━━━━━ Supplied material ━━━━━

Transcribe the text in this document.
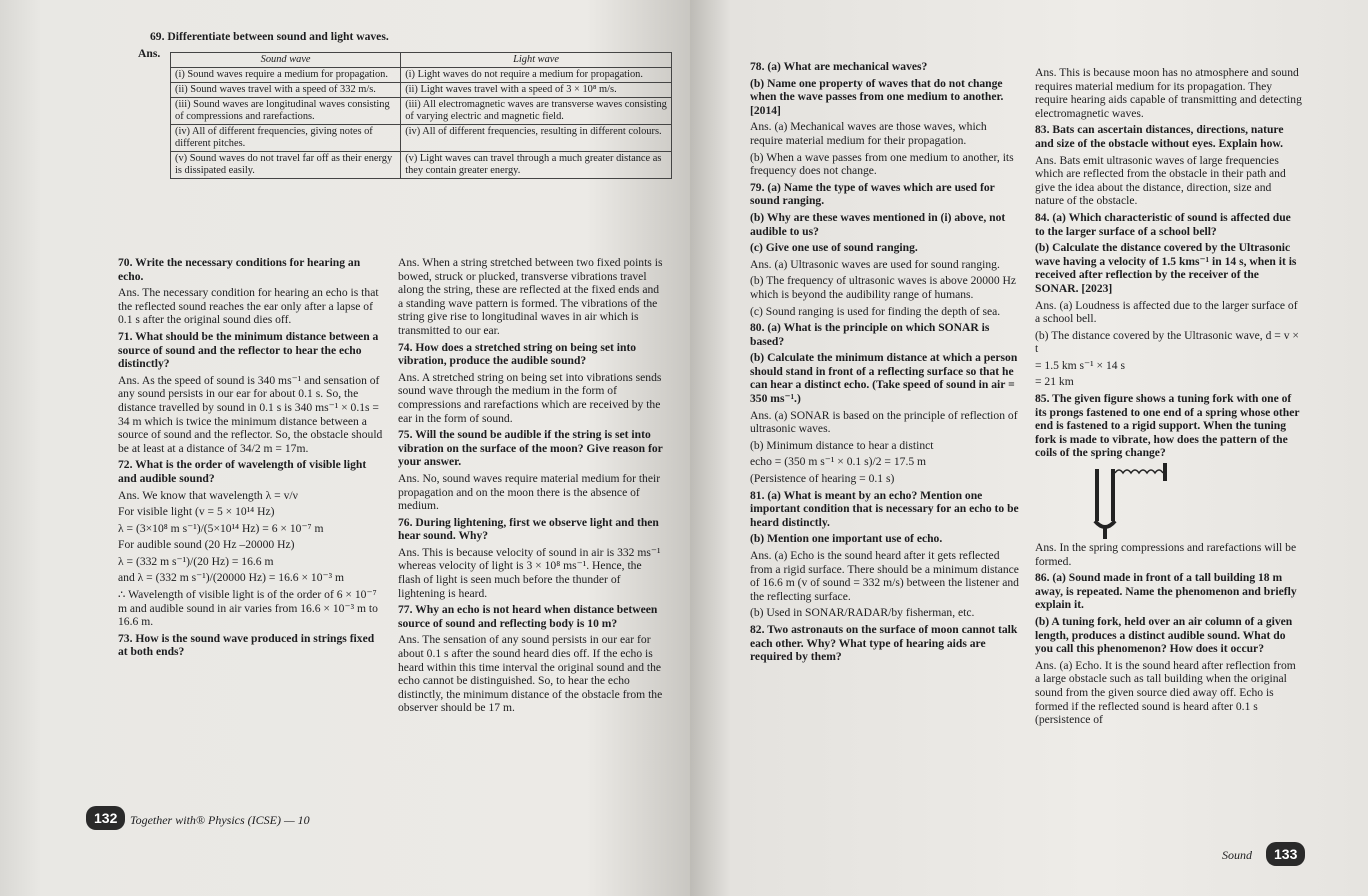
69. Differentiate between sound and light waves.

Ans.	Sound wave	Light wave
(i) Sound waves require a medium for propagation.	(i) Light waves do not require a medium for propagation.
(ii) Sound waves travel with a speed of 332 m/s.	(ii) Light waves travel with a speed of 3 × 10⁸ m/s.
(iii) Sound waves are longitudinal waves consisting of compressions and rarefactions.	(iii) All electromagnetic waves are transverse waves consisting of varying electric and magnetic field.
(iv) All of different frequencies, giving notes of different pitches.	(iv) All of different frequencies, resulting in different colours.
(v) Sound waves do not travel far off as their energy is dissipated easily.	(v) Light waves can travel through a much greater distance as they contain greater energy.

70. Write the necessary conditions for hearing an echo.

Ans. The necessary condition for hearing an echo is that the reflected sound reaches the ear only after a lapse of 0.1 s after the original sound dies off.

71. What should be the minimum distance between a source of sound and the reflector to hear the echo distinctly?

Ans. As the speed of sound is 340 ms⁻¹ and sensation of any sound persists in our ear for about 0.1 s. So, the distance travelled by sound in 0.1 s is 340 ms⁻¹ × 0.1s = 34 m which is twice the minimum distance between a source of sound and the reflector. So, the obstacle should be at least at a distance of 34/2 m = 17m.

72. What is the order of wavelength of visible light and audible sound?

Ans. We know that wavelength λ = v/ν

For visible light (v = 5 × 10¹⁴ Hz)

λ = (3×10⁸ m s⁻¹)/(5×10¹⁴ Hz) = 6 × 10⁻⁷ m

For audible sound (20 Hz –20000 Hz)

λ = (332 m s⁻¹)/(20 Hz) = 16.6 m

and λ = (332 m s⁻¹)/(20000 Hz) = 16.6 × 10⁻³ m

∴ Wavelength of visible light is of the order of 6 × 10⁻⁷ m and audible sound in air varies from 16.6 × 10⁻³ m to 16.6 m.

73. How is the sound wave produced in strings fixed at both ends?

Ans. When a string stretched between two fixed points is bowed, struck or plucked, transverse vibrations travel along the string, these are reflected at the fixed ends and a standing wave pattern is formed. The vibrations of the string give rise to longitudinal waves in air which is transmitted to our ear.

74. How does a stretched string on being set into vibration, produce the audible sound?

Ans. A stretched string on being set into vibrations sends sound wave through the medium in the form of compressions and rarefactions which are received by the ear in the form of sound.

75. Will the sound be audible if the string is set into vibration on the surface of the moon? Give reason for your answer.

Ans. No, sound waves require material medium for their propagation and on the moon there is the absence of medium.

76. During lightening, first we observe light and then hear sound. Why?

Ans. This is because velocity of sound in air is 332 ms⁻¹ whereas velocity of light is 3 × 10⁸ ms⁻¹. Hence, the flash of light is seen much before the thunder of lightening is heard.

77. Why an echo is not heard when distance between source of sound and reflecting body is 10 m?

Ans. The sensation of any sound persists in our ear for about 0.1 s after the sound heard dies off. If the echo is heard within this time interval the original sound and the echo cannot be distinguished. So, to hear the echo distinctly, the minimum distance of the obstacle from the observer should be 17 m.

132	Together with® Physics (ICSE) — 10

78. (a) What are mechanical waves?

(b) Name one property of waves that do not change when the wave passes from one medium to another. [2014]

Ans. (a) Mechanical waves are those waves, which require material medium for their propagation.

(b) When a wave passes from one medium to another, its frequency does not change.

79. (a) Name the type of waves which are used for sound ranging.

(b) Why are these waves mentioned in (i) above, not audible to us?

(c) Give one use of sound ranging.

Ans. (a) Ultrasonic waves are used for sound ranging.

(b) The frequency of ultrasonic waves is above 20000 Hz which is beyond the audibility range of humans.

(c) Sound ranging is used for finding the depth of sea.

80. (a) What is the principle on which SONAR is based?

(b) Calculate the minimum distance at which a person should stand in front of a reflecting surface so that he can hear a distinct echo. (Take speed of sound in air = 350 ms⁻¹.)

Ans. (a) SONAR is based on the principle of reflection of ultrasonic waves.

(b) Minimum distance to hear a distinct

echo = (350 m s⁻¹ × 0.1 s)/2 = 17.5 m

(Persistence of hearing = 0.1 s)

81. (a) What is meant by an echo? Mention one important condition that is necessary for an echo to be heard distinctly.

(b) Mention one important use of echo.

Ans. (a) Echo is the sound heard after it gets reflected from a rigid surface. There should be a minimum distance of 16.6 m (v of sound = 332 m/s) between the listener and the reflecting surface.

(b) Used in SONAR/RADAR/by fisherman, etc.

82. Two astronauts on the surface of moon cannot talk each other. Why? What type of hearing aids are required by them?

Ans. This is because moon has no atmosphere and sound requires material medium for its propagation. They require hearing aids capable of transmitting and detecting electromagnetic waves.

83. Bats can ascertain distances, directions, nature and size of the obstacle without eyes. Explain how.

Ans. Bats emit ultrasonic waves of large frequencies which are reflected from the obstacle in their path and give the idea about the distance, direction, size and nature of the obstacle.

84. (a) Which characteristic of sound is affected due to the larger surface of a school bell?

(b) Calculate the distance covered by the Ultrasonic wave having a velocity of 1.5 kms⁻¹ in 14 s, when it is received after reflection by the receiver of the SONAR. [2023]

Ans. (a) Loudness is affected due to the larger surface of a school bell.

(b) The distance covered by the Ultrasonic wave, d = v × t

= 1.5 km s⁻¹ × 14 s

= 21 km

85. The given figure shows a tuning fork with one of its prongs fastened to one end of a spring whose other end is fastened to a rigid support. When the tuning fork is made to vibrate, how does the pattern of the coils of the spring change?

Ans. In the spring compressions and rarefactions will be formed.

86. (a) Sound made in front of a tall building 18 m away, is repeated. Name the phenomenon and briefly explain it.

(b) A tuning fork, held over an air column of a given length, produces a distinct audible sound. What do you call this phenomenon? How does it occur?

Ans. (a) Echo. It is the sound heard after reflection from a large obstacle such as tall building when the original sound from the given source died away off. Echo is formed if the reflected sound is heard after 0.1 s (persistence of

Sound	133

━━━━━

--- To do ---
Omit the pictures. Transcribe every record exactly.

--- Solution for this exercise ---
Transcribe the text in this document.
69. Differentiate between sound and light waves.

Ans.	Sound wave	Light wave
(i) Sound waves require a medium for propagation.	(i) Light waves do not require a medium for propagation.
(ii) Sound waves travel with a speed of 332 m/s.	(ii) Light waves travel with a speed of 3 × 10⁸ m/s.
(iii) Sound waves are longitudinal waves consisting of compressions and rarefactions.	(iii) All electromagnetic waves are transverse waves consisting of varying electric and magnetic field.
(iv) All of different frequencies, giving notes of different pitches.	(iv) All of different frequencies, resulting in different colours.
(v) Sound waves do not travel far off as their energy is dissipated easily.	(v) Light waves can travel through a much greater distance as they contain greater energy.

70. Write the necessary conditions for hearing an echo.

Ans. The necessary condition for hearing an echo is that the reflected sound reaches the ear only after a lapse of 0.1 s after the original sound dies off.

71. What should be the minimum distance between a source of sound and the reflector to hear the echo distinctly?

Ans. As the speed of sound is 340 ms⁻¹ and sensation of any sound persists in our ear for about 0.1 s. So, the distance travelled by sound in 0.1 s is 340 ms⁻¹ × 0.1s = 34 m which is twice the minimum distance between a source of sound and the reflector. So, the obstacle should be at least at a distance of 34/2 m = 17m.

72. What is the order of wavelength of visible light and audible sound?

Ans. We know that wavelength λ = v/ν

For visible light (v = 5 × 10¹⁴ Hz)

λ = (3×10⁸ m s⁻¹)/(5×10¹⁴ Hz) = 6 × 10⁻⁷ m

For audible sound (20 Hz –20000 Hz)

λ = (332 m s⁻¹)/(20 Hz) = 16.6 m

and λ = (332 m s⁻¹)/(20000 Hz) = 16.6 × 10⁻³ m

∴ Wavelength of visible light is of the order of 6 × 10⁻⁷ m and audible sound in air varies from 16.6 × 10⁻³ m to 16.6 m.

73. How is the sound wave produced in strings fixed at both ends?

Ans. When a string stretched between two fixed points is bowed, struck or plucked, transverse vibrations travel along the string, these are reflected at the fixed ends and a standing wave pattern is formed. The vibrations of the string give rise to longitudinal waves in air which is transmitted to our ear.

74. How does a stretched string on being set into vibration, produce the audible sound?

Ans. A stretched string on being set into vibrations sends sound wave through the medium in the form of compressions and rarefactions which are received by the ear in the form of sound.

75. Will the sound be audible if the string is set into vibration on the surface of the moon? Give reason for your answer.

Ans. No, sound waves require material medium for their propagation and on the moon there is the absence of medium.

76. During lightening, first we observe light and then hear sound. Why?

Ans. This is because velocity of sound in air is 332 ms⁻¹ whereas velocity of light is 3 × 10⁸ ms⁻¹. Hence, the flash of light is seen much before the thunder of lightening is heard.

77. Why an echo is not heard when distance between source of sound and reflecting body is 10 m?

Ans. The sensation of any sound persists in our ear for about 0.1 s after the sound heard dies off. If the echo is heard within this time interval the original sound and the echo cannot be distinguished. So, to hear the echo distinctly, the minimum distance of the obstacle from the observer should be 17 m.

132	Together with® Physics (ICSE) — 10

78. (a) What are mechanical waves?

(b) Name one property of waves that do not change when the wave passes from one medium to another. [2014]

Ans. (a) Mechanical waves are those waves, which require material medium for their propagation.

(b) When a wave passes from one medium to another, its frequency does not change.

79. (a) Name the type of waves which are used for sound ranging.

(b) Why are these waves mentioned in (i) above, not audible to us?

(c) Give one use of sound ranging.

Ans. (a) Ultrasonic waves are used for sound ranging.

(b) The frequency of ultrasonic waves is above 20000 Hz which is beyond the audibility range of humans.

(c) Sound ranging is used for finding the depth of sea.

80. (a) What is the principle on which SONAR is based?

(b) Calculate the minimum distance at which a person should stand in front of a reflecting surface so that he can hear a distinct echo. (Take speed of sound in air = 350 ms⁻¹.)

Ans. (a) SONAR is based on the principle of reflection of ultrasonic waves.

(b) Minimum distance to hear a distinct

echo = (350 m s⁻¹ × 0.1 s)/2 = 17.5 m

(Persistence of hearing = 0.1 s)

81. (a) What is meant by an echo? Mention one important condition that is necessary for an echo to be heard distinctly.

(b) Mention one important use of echo.

Ans. (a) Echo is the sound heard after it gets reflected from a rigid surface. There should be a minimum distance of 16.6 m (v of sound = 332 m/s) between the listener and the reflecting surface.

(b) Used in SONAR/RADAR/by fisherman, etc.

82. Two astronauts on the surface of moon cannot talk each other. Why? What type of hearing aids are required by them?

Ans. This is because moon has no atmosphere and sound requires material medium for its propagation. They require hearing aids capable of transmitting and detecting electromagnetic waves.

83. Bats can ascertain distances, directions, nature and size of the obstacle without eyes. Explain how.

Ans. Bats emit ultrasonic waves of large frequencies which are reflected from the obstacle in their path and give the idea about the distance, direction, size and nature of the obstacle.

84. (a) Which characteristic of sound is affected due to the larger surface of a school bell?

(b) Calculate the distance covered by the Ultrasonic wave having a velocity of 1.5 kms⁻¹ in 14 s, when it is received after reflection by the receiver of the SONAR. [2023]

Ans. (a) Loudness is affected due to the larger surface of a school bell.

(b) The distance covered by the Ultrasonic wave, d = v × t

= 1.5 km s⁻¹ × 14 s

= 21 km

85. The given figure shows a tuning fork with one of its prongs fastened to one end of a spring whose other end is fastened to a rigid support. When the tuning fork is made to vibrate, how does the pattern of the coils of the spring change?

Ans. In the spring compressions and rarefactions will be formed.

86. (a) Sound made in front of a tall building 18 m away, is repeated. Name the phenomenon and briefly explain it.

(b) A tuning fork, held over an air column of a given length, produces a distinct audible sound. What do you call this phenomenon? How does it occur?

Ans. (a) Echo. It is the sound heard after reflection from a large obstacle such as tall building when the original sound from the given source died away off. Echo is formed if the reflected sound is heard after 0.1 s (persistence of

Sound	133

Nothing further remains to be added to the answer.